Copy each line that holds "text".

■ Data provided:
------------------------------------------------

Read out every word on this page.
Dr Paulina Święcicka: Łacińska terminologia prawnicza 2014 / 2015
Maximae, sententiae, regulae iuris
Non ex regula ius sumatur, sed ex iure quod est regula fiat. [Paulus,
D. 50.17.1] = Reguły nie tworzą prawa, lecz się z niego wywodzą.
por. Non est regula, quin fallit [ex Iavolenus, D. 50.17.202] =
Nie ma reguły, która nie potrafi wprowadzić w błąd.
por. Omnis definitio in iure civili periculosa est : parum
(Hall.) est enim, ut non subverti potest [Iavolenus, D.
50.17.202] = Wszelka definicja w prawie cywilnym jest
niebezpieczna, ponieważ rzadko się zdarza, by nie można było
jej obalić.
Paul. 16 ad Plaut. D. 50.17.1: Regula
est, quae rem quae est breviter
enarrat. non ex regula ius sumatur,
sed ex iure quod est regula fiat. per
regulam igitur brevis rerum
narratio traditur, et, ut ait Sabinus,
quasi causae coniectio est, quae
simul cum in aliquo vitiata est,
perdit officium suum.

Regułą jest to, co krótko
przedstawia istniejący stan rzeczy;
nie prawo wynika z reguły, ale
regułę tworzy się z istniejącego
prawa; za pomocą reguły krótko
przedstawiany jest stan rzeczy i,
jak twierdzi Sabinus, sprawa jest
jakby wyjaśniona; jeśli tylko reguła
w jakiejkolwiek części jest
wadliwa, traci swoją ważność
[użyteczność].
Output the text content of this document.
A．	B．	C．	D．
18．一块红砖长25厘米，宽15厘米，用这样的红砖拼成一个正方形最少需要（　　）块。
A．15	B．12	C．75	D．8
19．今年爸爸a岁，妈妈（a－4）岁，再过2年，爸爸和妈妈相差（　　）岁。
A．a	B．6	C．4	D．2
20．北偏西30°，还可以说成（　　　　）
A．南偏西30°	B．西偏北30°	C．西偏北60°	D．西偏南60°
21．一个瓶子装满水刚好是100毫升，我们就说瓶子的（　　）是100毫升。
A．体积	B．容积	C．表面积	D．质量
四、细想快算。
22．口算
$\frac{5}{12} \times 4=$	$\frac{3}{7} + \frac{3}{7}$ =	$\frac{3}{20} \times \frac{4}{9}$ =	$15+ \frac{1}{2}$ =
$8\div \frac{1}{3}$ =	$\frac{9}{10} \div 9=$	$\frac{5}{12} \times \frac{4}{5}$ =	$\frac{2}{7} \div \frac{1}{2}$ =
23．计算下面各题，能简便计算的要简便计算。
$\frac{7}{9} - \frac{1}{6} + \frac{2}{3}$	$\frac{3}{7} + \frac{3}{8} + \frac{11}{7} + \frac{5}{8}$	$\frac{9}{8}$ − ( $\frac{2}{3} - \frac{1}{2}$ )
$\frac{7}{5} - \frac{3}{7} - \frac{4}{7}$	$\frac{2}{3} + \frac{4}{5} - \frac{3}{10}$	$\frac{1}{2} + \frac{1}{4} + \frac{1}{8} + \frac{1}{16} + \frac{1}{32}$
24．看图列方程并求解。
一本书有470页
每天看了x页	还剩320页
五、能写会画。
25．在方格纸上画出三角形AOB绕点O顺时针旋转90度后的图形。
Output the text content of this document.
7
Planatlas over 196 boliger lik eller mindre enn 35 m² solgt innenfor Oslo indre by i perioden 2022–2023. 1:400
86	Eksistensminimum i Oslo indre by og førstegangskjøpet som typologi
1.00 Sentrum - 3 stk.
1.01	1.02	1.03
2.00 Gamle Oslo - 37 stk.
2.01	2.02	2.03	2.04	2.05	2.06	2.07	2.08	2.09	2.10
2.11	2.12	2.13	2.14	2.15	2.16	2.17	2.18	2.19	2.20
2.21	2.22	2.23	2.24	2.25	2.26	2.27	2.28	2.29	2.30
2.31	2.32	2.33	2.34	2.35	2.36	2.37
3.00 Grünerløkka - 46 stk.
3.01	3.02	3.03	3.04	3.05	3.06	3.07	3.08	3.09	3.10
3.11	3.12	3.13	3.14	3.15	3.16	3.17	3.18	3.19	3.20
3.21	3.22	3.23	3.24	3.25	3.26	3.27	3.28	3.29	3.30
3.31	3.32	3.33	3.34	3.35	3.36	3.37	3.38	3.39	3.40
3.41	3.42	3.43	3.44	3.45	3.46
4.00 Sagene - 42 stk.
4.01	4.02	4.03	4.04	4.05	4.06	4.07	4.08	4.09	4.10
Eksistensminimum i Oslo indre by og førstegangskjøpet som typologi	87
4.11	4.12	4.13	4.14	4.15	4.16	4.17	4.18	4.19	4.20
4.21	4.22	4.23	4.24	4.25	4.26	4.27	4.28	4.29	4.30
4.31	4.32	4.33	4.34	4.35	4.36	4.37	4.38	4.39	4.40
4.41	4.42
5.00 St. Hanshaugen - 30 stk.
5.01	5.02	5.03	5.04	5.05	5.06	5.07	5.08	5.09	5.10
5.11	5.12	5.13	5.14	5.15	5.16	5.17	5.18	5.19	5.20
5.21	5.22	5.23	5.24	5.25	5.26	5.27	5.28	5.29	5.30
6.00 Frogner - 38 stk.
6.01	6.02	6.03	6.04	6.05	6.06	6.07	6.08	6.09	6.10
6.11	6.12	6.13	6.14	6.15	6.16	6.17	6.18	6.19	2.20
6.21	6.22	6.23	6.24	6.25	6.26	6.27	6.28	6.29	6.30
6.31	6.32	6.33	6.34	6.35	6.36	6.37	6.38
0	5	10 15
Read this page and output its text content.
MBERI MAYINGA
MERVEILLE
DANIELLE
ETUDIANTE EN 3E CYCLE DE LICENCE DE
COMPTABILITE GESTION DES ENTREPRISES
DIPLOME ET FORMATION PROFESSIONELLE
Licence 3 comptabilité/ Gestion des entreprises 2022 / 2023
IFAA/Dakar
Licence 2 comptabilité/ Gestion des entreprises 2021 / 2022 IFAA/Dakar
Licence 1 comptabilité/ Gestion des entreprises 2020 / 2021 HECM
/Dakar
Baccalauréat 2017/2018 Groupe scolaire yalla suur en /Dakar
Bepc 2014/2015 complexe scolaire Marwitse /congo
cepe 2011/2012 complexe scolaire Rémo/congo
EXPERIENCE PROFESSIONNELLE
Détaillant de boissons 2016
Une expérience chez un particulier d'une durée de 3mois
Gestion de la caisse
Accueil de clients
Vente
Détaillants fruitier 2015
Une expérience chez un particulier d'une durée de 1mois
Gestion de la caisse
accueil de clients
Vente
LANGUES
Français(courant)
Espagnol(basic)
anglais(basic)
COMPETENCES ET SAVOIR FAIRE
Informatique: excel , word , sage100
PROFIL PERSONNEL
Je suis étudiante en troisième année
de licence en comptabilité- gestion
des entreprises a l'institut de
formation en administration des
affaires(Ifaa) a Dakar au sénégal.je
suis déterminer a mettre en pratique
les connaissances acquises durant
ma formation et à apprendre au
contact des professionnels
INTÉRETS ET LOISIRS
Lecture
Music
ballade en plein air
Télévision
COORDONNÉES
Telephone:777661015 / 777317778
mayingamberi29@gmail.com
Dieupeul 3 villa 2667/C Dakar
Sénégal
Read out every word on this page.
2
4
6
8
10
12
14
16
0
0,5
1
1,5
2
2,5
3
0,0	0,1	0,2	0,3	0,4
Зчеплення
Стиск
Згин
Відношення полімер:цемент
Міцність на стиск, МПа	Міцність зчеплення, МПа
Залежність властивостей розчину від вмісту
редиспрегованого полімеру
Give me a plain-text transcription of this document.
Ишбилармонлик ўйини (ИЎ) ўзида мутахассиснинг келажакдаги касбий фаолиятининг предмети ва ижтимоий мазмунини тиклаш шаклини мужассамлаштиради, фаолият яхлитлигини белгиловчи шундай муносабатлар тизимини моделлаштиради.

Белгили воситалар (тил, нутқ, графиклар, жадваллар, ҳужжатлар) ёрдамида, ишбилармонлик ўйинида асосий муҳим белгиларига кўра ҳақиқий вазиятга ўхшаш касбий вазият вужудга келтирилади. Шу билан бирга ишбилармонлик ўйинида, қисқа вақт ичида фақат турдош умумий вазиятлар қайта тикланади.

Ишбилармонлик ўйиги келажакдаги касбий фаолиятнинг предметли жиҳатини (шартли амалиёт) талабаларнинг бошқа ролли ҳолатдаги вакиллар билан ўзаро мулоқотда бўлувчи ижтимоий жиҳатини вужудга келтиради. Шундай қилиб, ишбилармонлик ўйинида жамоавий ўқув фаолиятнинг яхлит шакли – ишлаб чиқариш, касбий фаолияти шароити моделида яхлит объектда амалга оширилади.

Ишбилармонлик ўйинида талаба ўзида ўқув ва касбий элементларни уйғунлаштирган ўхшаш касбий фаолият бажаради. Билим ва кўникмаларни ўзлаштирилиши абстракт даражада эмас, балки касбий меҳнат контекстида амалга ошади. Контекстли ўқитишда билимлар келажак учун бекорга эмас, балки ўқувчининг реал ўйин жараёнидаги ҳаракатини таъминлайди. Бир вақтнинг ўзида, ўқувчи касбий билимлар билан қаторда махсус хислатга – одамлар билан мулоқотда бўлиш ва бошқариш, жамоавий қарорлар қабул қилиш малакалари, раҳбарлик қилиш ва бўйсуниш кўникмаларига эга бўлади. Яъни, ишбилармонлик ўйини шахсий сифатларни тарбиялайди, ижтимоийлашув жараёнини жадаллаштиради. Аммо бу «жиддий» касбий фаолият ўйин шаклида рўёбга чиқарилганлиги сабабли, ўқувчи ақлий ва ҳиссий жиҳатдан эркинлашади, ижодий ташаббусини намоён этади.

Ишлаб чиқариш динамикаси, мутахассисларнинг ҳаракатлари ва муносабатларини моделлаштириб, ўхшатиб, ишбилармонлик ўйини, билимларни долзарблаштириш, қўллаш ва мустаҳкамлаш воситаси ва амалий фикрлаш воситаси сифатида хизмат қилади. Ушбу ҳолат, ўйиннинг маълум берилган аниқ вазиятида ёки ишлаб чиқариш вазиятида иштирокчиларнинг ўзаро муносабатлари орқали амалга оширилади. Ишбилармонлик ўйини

------------------------------------------------

■ Full output:
Output the text content of this document.
Output the text content of this document.
Read this page and output its text content.
Give me a plain-text transcription of this document.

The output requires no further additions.